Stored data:
┌──

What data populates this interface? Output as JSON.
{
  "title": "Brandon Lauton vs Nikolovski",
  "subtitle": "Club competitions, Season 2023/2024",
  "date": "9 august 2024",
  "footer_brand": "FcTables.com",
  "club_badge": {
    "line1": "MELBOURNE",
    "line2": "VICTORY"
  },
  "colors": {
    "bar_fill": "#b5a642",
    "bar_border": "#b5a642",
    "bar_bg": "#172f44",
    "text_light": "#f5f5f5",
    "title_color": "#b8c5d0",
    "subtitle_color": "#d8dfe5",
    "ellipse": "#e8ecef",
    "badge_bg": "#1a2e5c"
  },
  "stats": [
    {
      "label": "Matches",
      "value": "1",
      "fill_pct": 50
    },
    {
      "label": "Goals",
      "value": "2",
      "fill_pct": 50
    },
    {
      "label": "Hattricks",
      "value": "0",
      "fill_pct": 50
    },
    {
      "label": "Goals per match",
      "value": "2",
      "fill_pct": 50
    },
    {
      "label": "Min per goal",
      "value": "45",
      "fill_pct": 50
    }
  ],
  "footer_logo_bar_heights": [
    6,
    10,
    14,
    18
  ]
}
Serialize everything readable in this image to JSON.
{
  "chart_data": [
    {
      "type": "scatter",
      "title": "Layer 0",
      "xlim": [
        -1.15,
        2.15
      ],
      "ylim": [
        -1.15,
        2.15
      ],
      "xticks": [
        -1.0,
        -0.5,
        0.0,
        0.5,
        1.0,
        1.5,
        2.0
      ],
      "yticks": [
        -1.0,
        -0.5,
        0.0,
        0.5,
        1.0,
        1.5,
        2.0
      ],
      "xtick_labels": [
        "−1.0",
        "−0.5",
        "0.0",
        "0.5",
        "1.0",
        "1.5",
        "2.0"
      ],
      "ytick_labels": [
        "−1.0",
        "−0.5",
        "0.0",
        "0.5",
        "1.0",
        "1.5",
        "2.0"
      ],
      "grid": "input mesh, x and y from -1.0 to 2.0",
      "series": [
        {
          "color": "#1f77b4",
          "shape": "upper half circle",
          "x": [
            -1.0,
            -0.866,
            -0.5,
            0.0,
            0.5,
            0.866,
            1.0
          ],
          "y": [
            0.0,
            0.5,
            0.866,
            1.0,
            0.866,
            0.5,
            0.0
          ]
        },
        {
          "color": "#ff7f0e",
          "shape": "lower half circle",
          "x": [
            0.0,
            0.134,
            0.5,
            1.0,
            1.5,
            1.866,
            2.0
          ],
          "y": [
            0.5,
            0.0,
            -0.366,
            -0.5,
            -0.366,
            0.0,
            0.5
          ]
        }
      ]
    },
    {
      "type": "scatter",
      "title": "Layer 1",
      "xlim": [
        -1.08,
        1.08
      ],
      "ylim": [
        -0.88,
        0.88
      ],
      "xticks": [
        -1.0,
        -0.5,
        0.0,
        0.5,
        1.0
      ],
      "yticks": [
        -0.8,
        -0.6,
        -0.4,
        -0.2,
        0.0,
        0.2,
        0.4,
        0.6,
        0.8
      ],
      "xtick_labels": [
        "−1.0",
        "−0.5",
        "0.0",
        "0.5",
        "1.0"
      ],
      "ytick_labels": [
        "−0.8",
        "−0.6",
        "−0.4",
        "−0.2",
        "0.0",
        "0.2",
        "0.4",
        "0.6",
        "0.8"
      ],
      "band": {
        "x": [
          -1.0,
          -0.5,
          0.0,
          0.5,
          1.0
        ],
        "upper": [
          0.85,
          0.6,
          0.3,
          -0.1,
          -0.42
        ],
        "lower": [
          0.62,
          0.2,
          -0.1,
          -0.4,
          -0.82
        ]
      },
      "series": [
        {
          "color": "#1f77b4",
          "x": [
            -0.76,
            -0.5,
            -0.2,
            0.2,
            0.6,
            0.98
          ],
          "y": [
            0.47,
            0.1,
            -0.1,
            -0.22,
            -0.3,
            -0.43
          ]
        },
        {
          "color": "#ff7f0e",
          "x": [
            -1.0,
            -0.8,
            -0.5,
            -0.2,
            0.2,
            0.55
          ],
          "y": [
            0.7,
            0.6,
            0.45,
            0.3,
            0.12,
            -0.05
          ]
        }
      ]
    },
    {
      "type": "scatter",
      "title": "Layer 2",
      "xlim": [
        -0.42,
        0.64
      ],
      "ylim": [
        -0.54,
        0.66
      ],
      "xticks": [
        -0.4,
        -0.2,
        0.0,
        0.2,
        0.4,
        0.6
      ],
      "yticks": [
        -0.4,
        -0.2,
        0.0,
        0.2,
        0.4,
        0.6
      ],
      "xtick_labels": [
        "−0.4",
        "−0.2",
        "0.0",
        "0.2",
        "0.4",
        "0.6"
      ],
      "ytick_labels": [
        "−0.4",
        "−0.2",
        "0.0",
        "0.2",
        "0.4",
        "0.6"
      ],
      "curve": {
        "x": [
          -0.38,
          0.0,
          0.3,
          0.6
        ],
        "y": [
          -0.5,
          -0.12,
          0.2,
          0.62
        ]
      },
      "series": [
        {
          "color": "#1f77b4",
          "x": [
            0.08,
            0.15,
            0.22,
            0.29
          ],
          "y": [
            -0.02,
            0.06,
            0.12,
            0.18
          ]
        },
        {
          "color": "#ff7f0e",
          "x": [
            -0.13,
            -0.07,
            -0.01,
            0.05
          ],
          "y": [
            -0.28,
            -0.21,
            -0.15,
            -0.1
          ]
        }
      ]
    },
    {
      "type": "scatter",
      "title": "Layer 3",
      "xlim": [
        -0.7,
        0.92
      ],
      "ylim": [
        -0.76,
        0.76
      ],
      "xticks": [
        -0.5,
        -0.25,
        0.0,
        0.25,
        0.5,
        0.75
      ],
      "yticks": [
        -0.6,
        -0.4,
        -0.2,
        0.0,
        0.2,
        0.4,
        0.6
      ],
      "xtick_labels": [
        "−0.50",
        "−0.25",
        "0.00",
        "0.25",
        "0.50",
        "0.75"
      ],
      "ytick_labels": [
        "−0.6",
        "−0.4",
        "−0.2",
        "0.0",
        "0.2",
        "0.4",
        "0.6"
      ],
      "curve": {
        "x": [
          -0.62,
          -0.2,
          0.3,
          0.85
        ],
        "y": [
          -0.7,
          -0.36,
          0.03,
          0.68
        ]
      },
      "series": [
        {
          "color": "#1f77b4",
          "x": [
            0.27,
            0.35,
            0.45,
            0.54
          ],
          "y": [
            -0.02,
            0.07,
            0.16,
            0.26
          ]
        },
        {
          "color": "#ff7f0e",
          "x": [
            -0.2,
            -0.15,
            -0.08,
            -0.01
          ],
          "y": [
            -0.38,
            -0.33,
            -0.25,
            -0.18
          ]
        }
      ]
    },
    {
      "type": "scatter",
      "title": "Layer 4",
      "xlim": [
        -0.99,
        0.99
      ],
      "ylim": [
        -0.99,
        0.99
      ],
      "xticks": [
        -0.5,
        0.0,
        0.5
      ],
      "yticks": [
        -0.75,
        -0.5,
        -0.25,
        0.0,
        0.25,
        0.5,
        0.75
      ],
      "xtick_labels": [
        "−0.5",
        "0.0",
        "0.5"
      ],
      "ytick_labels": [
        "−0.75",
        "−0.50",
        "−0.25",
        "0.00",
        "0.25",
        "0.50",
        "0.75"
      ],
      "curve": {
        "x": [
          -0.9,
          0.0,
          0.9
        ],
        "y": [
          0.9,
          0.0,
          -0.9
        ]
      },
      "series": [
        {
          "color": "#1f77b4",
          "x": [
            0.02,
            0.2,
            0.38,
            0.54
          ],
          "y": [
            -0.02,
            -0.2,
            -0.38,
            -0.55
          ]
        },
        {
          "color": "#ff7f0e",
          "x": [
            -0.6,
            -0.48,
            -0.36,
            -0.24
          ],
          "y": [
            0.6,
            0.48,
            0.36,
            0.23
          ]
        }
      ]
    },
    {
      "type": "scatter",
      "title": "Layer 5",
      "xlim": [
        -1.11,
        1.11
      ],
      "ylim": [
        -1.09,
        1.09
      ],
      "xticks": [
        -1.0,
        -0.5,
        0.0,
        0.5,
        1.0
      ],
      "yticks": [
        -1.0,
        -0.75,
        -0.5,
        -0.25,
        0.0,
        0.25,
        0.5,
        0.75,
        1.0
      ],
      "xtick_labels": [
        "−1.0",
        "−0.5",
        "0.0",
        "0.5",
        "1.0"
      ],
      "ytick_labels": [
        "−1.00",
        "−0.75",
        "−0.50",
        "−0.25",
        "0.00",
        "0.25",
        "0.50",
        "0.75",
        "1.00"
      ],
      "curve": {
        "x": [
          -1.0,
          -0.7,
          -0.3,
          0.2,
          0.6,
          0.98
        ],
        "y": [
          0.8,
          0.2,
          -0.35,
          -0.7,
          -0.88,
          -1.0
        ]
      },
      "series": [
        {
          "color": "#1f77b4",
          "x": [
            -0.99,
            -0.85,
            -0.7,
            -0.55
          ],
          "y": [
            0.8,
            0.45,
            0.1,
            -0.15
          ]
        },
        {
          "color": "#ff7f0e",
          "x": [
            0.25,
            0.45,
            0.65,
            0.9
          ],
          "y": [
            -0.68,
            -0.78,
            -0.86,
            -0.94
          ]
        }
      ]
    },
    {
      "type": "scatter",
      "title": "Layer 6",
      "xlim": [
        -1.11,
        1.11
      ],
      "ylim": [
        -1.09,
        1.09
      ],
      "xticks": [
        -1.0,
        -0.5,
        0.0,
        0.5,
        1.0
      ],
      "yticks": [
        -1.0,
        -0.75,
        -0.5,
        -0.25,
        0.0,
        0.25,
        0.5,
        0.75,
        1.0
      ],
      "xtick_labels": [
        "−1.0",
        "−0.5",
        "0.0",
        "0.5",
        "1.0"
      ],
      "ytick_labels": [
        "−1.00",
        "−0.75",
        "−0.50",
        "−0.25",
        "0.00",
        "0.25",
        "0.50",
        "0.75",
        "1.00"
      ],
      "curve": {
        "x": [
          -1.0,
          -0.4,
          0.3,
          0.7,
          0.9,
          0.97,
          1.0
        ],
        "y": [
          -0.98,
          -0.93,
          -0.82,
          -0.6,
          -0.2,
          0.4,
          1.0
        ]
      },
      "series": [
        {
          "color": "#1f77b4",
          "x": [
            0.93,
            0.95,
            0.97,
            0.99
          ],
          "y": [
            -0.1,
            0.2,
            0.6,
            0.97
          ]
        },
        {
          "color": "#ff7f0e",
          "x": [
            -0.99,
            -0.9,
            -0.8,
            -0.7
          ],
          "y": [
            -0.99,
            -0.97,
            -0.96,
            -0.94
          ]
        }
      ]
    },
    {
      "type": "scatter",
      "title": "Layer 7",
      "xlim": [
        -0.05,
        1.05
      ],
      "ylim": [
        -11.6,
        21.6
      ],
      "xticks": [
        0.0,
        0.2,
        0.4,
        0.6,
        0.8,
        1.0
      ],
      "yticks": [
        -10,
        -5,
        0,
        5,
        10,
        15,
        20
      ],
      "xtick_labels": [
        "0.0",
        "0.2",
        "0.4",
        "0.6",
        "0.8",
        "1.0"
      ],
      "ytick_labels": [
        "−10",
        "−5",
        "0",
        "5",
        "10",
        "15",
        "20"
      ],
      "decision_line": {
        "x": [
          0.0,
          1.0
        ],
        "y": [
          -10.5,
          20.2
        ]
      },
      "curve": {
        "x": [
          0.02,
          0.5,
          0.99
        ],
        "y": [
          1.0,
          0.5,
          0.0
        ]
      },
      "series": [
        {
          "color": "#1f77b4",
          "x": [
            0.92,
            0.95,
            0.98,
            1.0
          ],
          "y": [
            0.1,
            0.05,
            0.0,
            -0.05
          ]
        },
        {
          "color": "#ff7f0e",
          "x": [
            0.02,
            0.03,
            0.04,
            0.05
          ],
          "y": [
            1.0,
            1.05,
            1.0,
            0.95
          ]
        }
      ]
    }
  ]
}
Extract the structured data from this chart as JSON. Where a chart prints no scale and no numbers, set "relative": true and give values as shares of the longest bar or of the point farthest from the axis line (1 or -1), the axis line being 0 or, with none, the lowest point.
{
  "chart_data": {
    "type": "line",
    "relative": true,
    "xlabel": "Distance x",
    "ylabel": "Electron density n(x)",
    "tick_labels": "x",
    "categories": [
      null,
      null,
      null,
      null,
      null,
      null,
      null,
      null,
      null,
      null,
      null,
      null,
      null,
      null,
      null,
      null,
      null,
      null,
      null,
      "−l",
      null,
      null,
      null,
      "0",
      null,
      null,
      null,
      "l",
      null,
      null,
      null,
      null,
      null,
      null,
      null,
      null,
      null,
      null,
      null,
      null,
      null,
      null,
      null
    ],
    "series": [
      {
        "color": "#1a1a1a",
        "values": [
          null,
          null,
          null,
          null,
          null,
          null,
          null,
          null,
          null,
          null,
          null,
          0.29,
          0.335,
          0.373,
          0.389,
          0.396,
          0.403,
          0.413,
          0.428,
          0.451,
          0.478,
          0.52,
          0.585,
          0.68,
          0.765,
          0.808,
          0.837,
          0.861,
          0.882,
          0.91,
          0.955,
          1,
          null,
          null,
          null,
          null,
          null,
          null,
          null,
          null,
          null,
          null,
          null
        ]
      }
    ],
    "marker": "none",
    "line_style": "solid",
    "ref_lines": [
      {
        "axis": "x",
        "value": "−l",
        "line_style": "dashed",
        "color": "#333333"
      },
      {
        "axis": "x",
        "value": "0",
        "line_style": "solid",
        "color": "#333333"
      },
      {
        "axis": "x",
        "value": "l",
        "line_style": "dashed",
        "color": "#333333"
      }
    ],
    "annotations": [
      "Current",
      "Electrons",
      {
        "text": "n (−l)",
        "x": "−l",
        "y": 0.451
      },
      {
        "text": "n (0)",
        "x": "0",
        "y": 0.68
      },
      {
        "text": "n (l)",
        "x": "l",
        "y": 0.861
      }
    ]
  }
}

└──

→ YOUR TASK: Write out every line of the listing that holds the word "Layer".

→ COMPLETE RESPONSE:
      "title": "Layer 0",
      "title": "Layer 1",
      "title": "Layer 2",
      "title": "Layer 3",
      "title": "Layer 4",
      "title": "Layer 5",
      "title": "Layer 6",
      "title": "Layer 7",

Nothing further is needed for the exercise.